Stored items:
-=-=-=-=-

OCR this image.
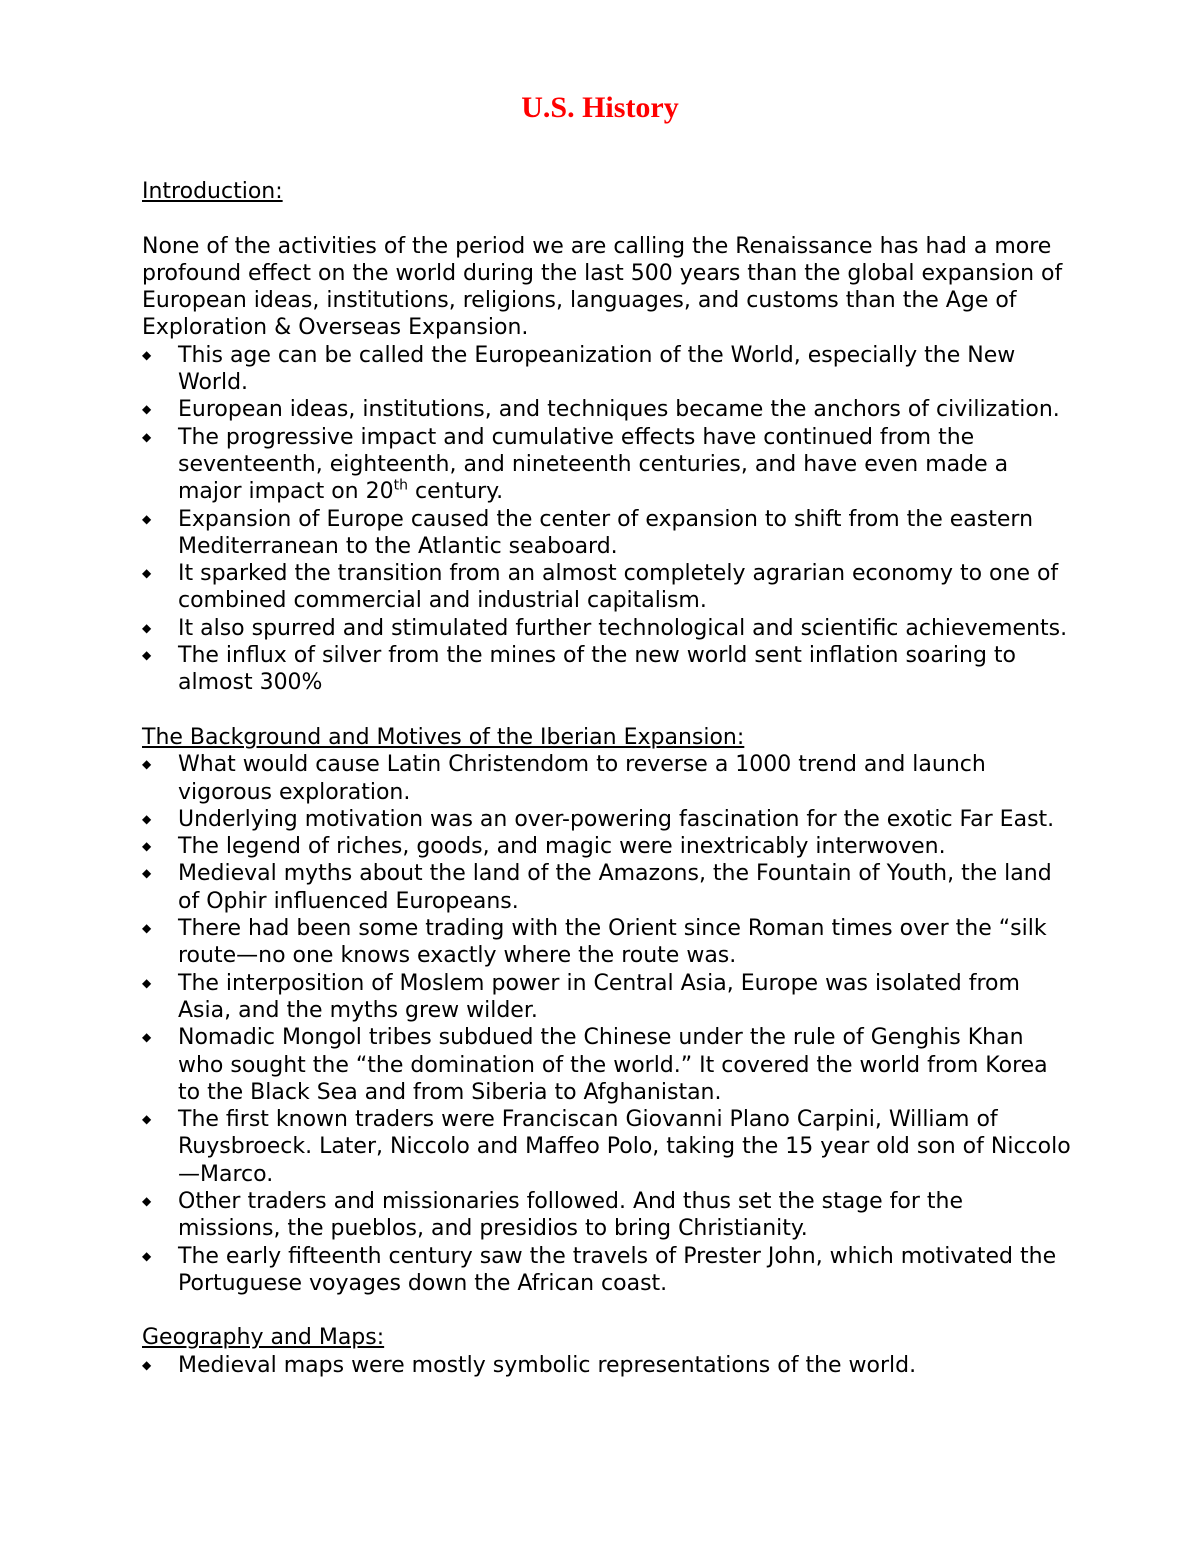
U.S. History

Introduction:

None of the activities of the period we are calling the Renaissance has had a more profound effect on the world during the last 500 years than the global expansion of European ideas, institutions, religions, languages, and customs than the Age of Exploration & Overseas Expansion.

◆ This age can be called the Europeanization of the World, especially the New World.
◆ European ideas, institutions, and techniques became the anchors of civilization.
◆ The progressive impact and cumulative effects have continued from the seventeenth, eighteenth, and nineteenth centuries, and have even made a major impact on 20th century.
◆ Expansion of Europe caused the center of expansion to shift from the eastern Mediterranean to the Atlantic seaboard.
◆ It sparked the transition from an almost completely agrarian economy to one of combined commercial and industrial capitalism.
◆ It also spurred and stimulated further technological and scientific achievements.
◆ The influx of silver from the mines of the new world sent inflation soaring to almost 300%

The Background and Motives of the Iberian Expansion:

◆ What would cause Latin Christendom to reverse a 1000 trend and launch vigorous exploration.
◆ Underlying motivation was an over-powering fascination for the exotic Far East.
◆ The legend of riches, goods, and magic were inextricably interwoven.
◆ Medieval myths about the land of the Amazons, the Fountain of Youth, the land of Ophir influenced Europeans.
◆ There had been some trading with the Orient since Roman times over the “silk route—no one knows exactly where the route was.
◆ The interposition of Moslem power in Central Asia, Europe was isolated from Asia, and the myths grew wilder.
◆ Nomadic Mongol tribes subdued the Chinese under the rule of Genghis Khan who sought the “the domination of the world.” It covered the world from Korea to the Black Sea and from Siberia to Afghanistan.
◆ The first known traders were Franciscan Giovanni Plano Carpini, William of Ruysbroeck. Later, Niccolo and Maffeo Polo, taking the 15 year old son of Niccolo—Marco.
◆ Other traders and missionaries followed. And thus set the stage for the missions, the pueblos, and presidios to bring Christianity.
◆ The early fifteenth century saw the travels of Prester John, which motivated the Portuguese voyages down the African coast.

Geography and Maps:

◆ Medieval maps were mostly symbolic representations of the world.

-=-=-=-=-

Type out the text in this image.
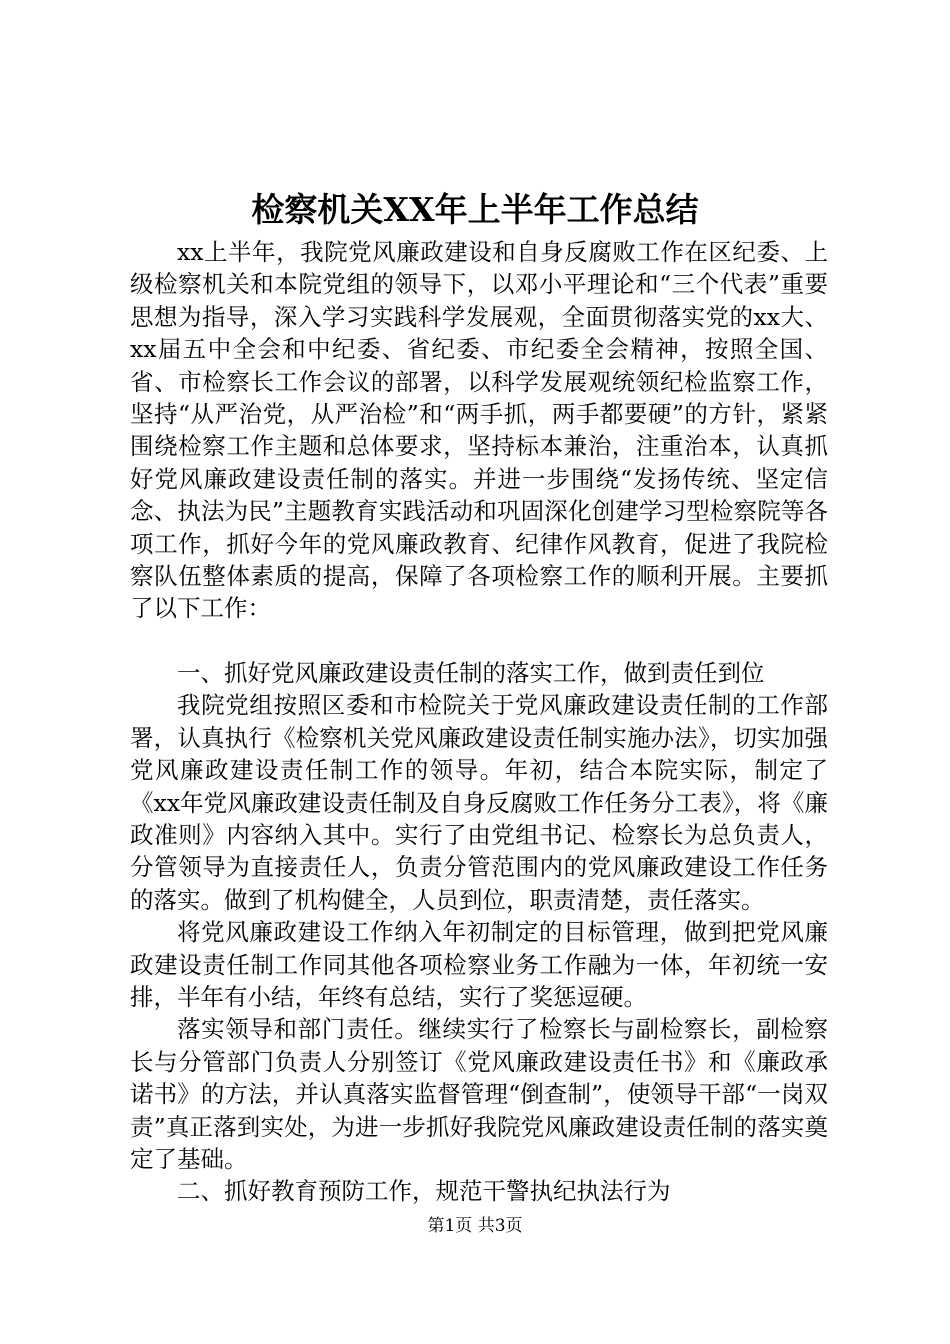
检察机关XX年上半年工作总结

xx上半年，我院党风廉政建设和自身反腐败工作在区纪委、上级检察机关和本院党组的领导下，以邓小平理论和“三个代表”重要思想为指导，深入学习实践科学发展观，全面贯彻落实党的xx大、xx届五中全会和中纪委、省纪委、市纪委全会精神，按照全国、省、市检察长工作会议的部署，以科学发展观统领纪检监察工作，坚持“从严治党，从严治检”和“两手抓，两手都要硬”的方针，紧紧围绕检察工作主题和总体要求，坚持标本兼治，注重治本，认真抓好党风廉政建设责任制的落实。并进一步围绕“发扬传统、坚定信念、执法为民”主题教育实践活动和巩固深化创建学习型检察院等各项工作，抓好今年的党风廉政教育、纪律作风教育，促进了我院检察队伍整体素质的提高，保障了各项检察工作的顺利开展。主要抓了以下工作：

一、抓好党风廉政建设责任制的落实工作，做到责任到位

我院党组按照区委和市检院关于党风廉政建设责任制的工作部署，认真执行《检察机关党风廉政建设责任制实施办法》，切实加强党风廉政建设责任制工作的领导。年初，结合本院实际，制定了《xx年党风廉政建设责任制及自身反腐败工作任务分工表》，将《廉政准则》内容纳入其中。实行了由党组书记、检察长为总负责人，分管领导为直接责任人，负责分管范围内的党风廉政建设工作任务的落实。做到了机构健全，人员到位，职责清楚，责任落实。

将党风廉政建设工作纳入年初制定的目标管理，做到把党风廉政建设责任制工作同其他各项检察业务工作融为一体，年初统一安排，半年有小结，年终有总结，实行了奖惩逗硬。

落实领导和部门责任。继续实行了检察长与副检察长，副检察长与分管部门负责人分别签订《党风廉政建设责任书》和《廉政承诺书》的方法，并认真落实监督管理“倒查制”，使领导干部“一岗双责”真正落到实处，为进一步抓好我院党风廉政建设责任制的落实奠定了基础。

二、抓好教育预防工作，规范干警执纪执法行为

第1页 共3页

-=-=-=-=-

• **Objective**: Where a line in the material contains "image", copy that line.

• **Solution**:
OCR this image.
Type out the text in this image.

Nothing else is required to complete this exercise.